— START DATA LINES —

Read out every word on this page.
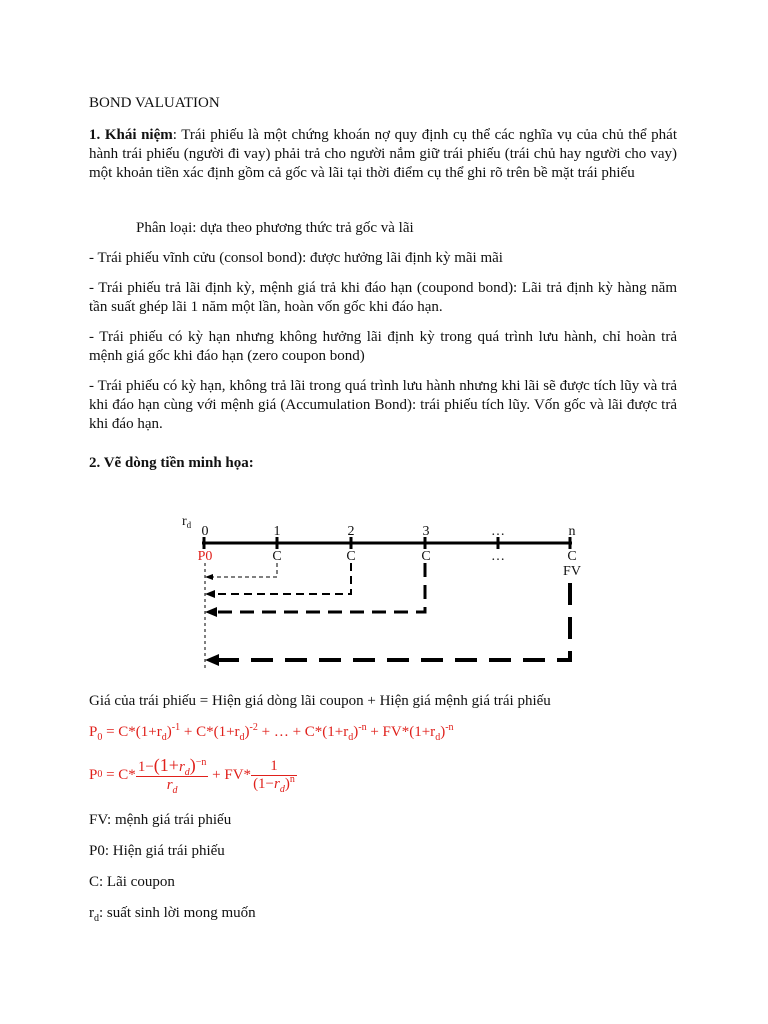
BOND VALUATION
1. Khái niệm: Trái phiếu là một chứng khoán nợ quy định cụ thể các nghĩa vụ của chủ thể phát hành trái phiếu (người đi vay) phải trả cho người nắm giữ trái phiếu (trái chủ hay người cho vay) một khoản tiền xác định gồm cả gốc và lãi tại thời điểm cụ thể ghi rõ trên bề mặt trái phiếu
Phân loại: dựa theo phương thức trả gốc và lãi
- Trái phiếu vĩnh cửu (consol bond): được hưởng lãi định kỳ mãi mãi
- Trái phiếu trả lãi định kỳ, mệnh giá trả khi đáo hạn (coupond bond): Lãi trả định kỳ hàng năm tần suất ghép lãi 1 năm một lần, hoàn vốn gốc khi đáo hạn.
- Trái phiếu có kỳ hạn nhưng không hưởng lãi định kỳ trong quá trình lưu hành, chỉ hoàn trả mệnh giá gốc khi đáo hạn (zero coupon bond)
- Trái phiếu có kỳ hạn, không trả lãi trong quá trình lưu hành nhưng khi lãi sẽ được tích lũy và trả khi đáo hạn cùng với mệnh giá (Accumulation Bond): trái phiếu tích lũy. Vốn gốc và lãi được trả khi đáo hạn.
2. Vẽ dòng tiền minh họa:
$r_d$ 0	1	2	3	…	n
P0	C	C	C	…	C
FV
Giá của trái phiếu = Hiện giá dòng lãi coupon + Hiện giá mệnh giá trái phiếu
$P_0 = C*(1+r_d)^{-1} + C*(1+r_d)^{-2}$ + … + $C*(1+r_d)^{-n} + FV*(1+r_d)^{-n}$
P $0 = C* \frac{1-(1+r_d)^{-n}}{r_d} + FV* \frac{1}{(1-r_d)^n}$
FV: mệnh giá trái phiếu
P0: Hiện giá trái phiếu
C: Lãi coupon
$r_d$: suất sinh lời mong muốn
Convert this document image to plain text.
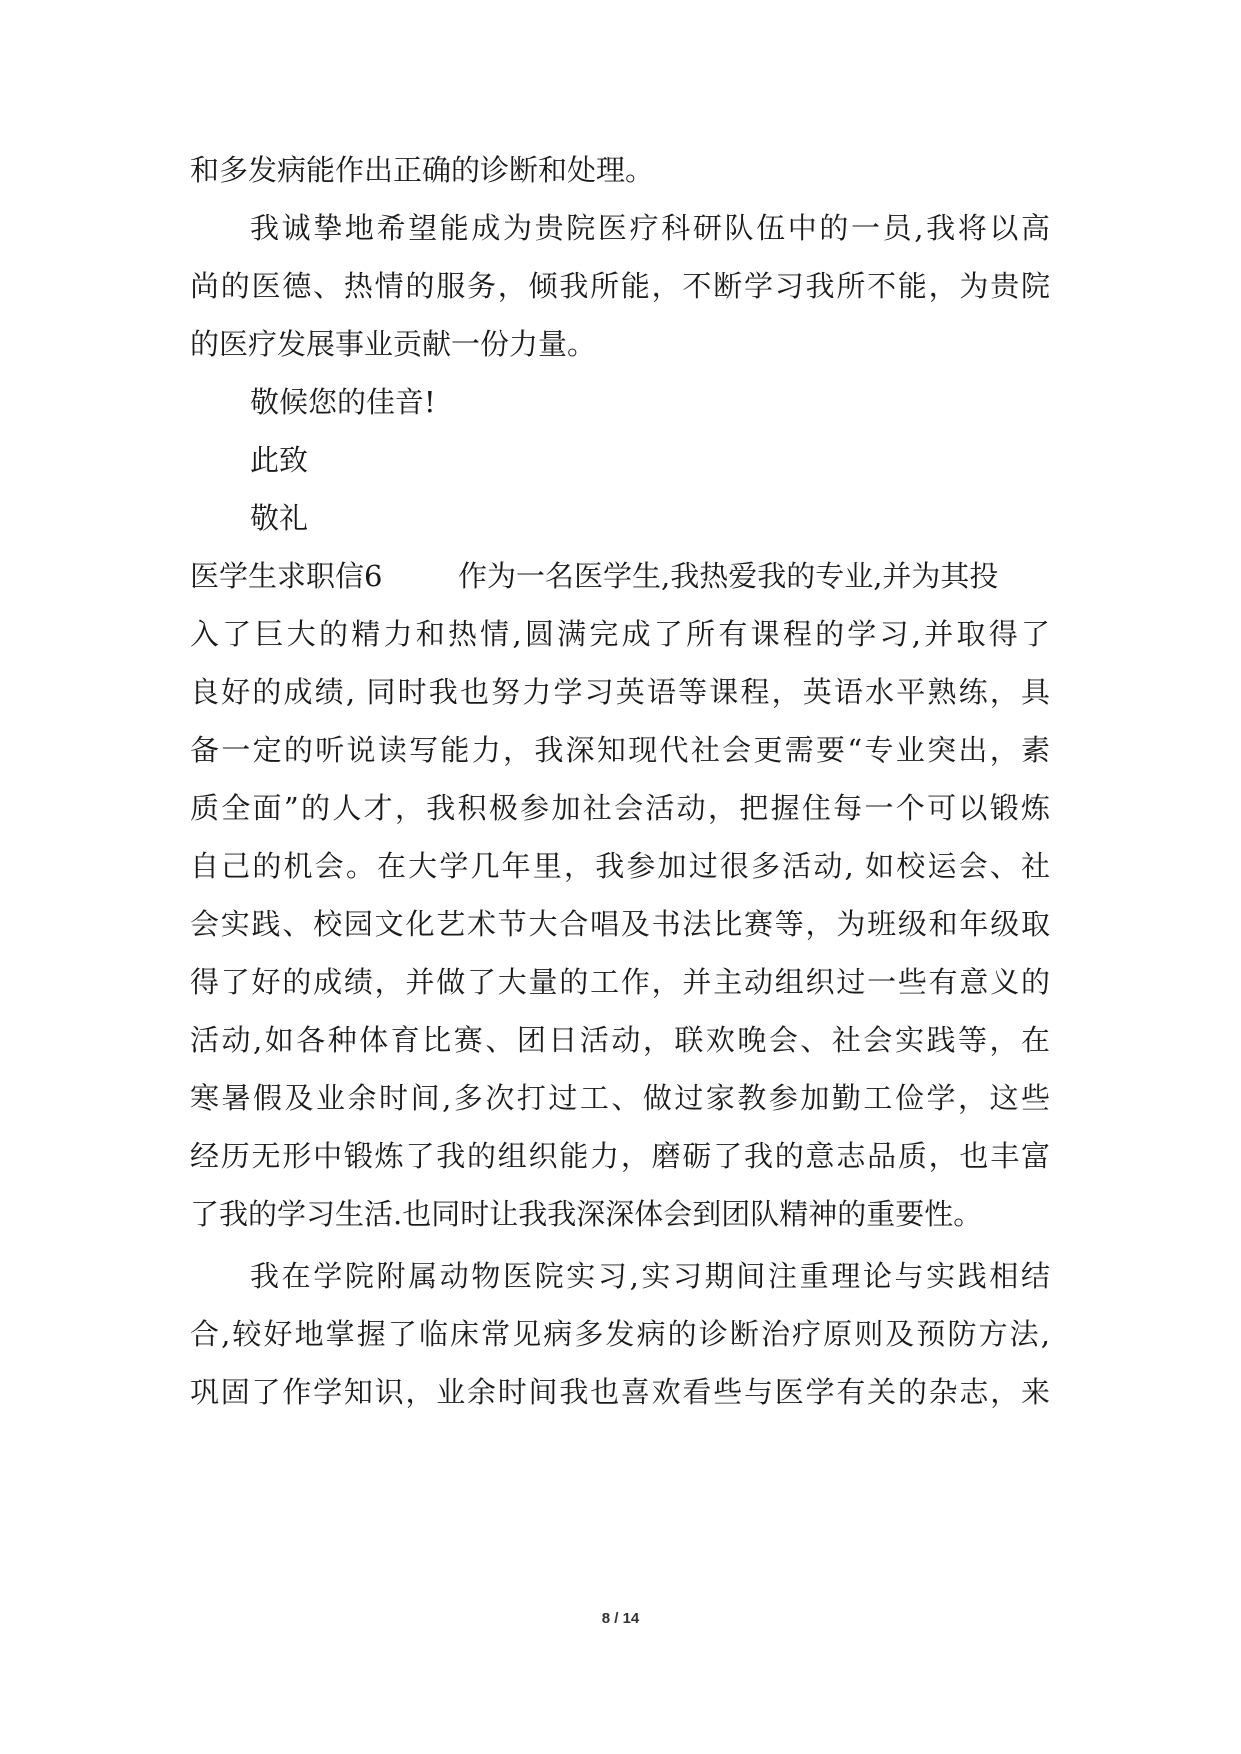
和多发病能作出正确的诊断和处理。
我诚挚地希望能成为贵院医疗科研队伍中的一员,我将以高
尚的医德、热情的服务，倾我所能，不断学习我所不能，为贵院
的医疗发展事业贡献一份力量。
敬候您的佳音!
此致
敬礼
医学生求职信6	作为一名医学生,我热爱我的专业,并为其投
入了巨大的精力和热情,圆满完成了所有课程的学习,并取得了
良好的成绩, 同时我也努力学习英语等课程，英语水平熟练，具
备一定的听说读写能力，我深知现代社会更需要“专业突出，素
质全面”的人才，我积极参加社会活动，把握住每一个可以锻炼
自己的机会。在大学几年里，我参加过很多活动, 如校运会、社
会实践、校园文化艺术节大合唱及书法比赛等，为班级和年级取
得了好的成绩，并做了大量的工作，并主动组织过一些有意义的
活动,如各种体育比赛、团日活动，联欢晚会、社会实践等，在
寒暑假及业余时间,多次打过工、做过家教参加勤工俭学，这些
经历无形中锻炼了我的组织能力，磨砺了我的意志品质，也丰富
了我的学习生活.也同时让我我深深体会到团队精神的重要性。
我在学院附属动物医院实习,实习期间注重理论与实践相结
合,较好地掌握了临床常见病多发病的诊断治疗原则及预防方法,
巩固了作学知识，业余时间我也喜欢看些与医学有关的杂志，来
8 / 14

— END DATA LINES —

Copy each line containing the word "nhưng" from the data.

- Trái phiếu có kỳ hạn nhưng không hưởng lãi định kỳ trong quá trình lưu hành, chỉ hoàn trả mệnh giá gốc khi đáo hạn (zero coupon bond)
- Trái phiếu có kỳ hạn, không trả lãi trong quá trình lưu hành nhưng khi lãi sẽ được tích lũy và trả khi đáo hạn cùng với mệnh giá (Accumulation Bond): trái phiếu tích lũy. Vốn gốc và lãi được trả khi đáo hạn.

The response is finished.